Requirement: Go through the material below and copy each line where the word "kind" appears.

Supplied data:

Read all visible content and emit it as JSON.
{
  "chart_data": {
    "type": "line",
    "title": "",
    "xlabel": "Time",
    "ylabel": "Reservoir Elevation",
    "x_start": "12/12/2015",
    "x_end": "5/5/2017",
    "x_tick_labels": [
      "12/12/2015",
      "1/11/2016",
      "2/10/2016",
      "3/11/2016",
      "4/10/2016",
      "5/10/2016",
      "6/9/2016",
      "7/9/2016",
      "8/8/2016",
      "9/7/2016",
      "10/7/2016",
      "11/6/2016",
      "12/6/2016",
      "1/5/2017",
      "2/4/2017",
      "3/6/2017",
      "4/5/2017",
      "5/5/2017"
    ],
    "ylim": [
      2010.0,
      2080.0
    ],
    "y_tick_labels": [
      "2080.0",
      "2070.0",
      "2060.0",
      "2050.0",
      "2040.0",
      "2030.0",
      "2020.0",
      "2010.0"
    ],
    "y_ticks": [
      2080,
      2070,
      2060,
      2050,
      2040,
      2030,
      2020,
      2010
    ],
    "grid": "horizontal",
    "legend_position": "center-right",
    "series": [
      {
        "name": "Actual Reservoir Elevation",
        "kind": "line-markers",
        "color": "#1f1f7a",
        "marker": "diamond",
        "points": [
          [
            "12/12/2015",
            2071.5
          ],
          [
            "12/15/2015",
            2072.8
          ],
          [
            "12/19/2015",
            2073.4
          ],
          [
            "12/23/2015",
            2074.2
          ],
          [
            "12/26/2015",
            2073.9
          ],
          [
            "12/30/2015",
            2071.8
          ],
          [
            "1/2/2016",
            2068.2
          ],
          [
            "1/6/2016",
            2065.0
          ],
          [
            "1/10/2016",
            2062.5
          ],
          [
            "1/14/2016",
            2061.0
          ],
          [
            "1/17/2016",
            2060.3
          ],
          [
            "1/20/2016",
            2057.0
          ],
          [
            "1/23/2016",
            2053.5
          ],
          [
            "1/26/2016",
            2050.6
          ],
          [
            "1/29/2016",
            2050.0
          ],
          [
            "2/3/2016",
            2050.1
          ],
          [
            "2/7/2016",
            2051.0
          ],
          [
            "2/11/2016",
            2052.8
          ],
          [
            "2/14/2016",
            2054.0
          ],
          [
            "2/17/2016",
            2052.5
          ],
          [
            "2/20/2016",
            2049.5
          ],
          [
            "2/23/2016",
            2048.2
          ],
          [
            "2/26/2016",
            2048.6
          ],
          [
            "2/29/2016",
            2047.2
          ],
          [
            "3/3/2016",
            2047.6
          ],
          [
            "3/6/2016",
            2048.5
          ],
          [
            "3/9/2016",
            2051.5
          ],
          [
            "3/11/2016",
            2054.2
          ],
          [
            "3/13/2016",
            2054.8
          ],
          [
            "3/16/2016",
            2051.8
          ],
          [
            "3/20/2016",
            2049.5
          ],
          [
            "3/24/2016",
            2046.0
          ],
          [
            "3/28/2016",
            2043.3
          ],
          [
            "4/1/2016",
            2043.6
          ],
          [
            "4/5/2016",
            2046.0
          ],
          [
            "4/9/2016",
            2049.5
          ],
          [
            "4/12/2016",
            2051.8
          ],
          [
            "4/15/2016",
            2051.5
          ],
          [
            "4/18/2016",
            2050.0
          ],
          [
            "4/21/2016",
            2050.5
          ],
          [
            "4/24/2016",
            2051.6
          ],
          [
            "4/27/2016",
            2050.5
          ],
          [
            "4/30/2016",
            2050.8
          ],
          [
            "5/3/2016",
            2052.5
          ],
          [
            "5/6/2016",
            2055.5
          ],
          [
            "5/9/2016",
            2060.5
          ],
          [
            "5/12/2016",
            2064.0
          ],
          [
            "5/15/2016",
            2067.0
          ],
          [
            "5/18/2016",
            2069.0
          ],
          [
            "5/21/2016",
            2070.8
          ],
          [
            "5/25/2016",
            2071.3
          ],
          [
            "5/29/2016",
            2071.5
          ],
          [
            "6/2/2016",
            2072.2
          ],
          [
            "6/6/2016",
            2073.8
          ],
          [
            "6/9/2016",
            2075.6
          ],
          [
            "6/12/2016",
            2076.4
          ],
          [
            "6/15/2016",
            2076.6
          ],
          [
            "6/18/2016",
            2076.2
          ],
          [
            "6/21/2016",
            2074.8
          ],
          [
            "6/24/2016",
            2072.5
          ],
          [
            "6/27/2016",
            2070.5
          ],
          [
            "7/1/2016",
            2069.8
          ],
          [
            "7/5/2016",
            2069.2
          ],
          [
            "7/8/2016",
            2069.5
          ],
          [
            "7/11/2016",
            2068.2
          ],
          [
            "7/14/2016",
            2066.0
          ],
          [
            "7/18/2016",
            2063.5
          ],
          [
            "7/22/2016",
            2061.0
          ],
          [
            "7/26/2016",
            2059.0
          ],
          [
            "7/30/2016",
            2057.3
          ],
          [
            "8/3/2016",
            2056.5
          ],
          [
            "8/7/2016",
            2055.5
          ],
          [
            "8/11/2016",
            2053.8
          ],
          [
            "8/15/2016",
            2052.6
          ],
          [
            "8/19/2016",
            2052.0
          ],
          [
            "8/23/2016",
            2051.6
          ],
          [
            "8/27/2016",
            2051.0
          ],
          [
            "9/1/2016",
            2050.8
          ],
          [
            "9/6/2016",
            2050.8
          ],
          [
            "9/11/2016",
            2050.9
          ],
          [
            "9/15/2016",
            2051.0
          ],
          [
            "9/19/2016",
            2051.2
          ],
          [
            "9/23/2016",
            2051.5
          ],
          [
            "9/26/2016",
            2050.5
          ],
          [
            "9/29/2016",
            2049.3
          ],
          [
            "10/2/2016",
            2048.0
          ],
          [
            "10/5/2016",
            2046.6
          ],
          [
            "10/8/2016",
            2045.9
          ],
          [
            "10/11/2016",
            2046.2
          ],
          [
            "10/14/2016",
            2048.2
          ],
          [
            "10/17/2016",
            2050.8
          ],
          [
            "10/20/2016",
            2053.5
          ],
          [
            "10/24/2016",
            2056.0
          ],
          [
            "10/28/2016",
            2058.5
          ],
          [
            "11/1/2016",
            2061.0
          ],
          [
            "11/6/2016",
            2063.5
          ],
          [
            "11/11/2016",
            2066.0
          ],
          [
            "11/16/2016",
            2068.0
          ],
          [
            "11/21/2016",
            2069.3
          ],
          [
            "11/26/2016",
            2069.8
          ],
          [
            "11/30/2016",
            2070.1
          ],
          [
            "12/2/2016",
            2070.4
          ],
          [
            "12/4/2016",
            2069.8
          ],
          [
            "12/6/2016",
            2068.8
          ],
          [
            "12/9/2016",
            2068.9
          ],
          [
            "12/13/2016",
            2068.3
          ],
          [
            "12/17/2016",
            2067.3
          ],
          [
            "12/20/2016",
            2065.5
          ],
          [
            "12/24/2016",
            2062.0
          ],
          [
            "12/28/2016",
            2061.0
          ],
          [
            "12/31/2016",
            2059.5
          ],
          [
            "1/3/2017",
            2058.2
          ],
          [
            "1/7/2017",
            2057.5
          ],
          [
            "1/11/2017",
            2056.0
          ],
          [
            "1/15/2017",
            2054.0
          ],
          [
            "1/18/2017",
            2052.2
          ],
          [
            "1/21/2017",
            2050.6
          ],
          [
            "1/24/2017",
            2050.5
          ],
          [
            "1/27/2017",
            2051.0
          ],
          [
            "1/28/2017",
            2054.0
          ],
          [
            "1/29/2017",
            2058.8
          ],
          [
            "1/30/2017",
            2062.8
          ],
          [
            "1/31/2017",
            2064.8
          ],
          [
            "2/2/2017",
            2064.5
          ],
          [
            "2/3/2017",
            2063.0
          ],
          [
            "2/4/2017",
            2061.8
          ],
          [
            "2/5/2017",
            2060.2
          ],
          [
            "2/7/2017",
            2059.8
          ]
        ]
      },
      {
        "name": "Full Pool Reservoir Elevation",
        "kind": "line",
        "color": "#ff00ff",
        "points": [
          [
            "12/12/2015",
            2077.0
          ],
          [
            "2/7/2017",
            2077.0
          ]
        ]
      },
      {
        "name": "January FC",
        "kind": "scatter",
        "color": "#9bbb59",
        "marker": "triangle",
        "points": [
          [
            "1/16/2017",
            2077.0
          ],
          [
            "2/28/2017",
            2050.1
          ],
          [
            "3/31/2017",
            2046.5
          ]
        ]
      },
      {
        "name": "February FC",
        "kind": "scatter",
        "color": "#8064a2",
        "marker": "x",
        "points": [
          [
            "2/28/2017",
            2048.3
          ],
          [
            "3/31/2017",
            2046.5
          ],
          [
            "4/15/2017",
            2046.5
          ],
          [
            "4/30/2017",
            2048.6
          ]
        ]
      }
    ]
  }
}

Solution to the exercise:
        "kind": "line-markers",
        "kind": "line",
        "kind": "scatter",
        "kind": "scatter",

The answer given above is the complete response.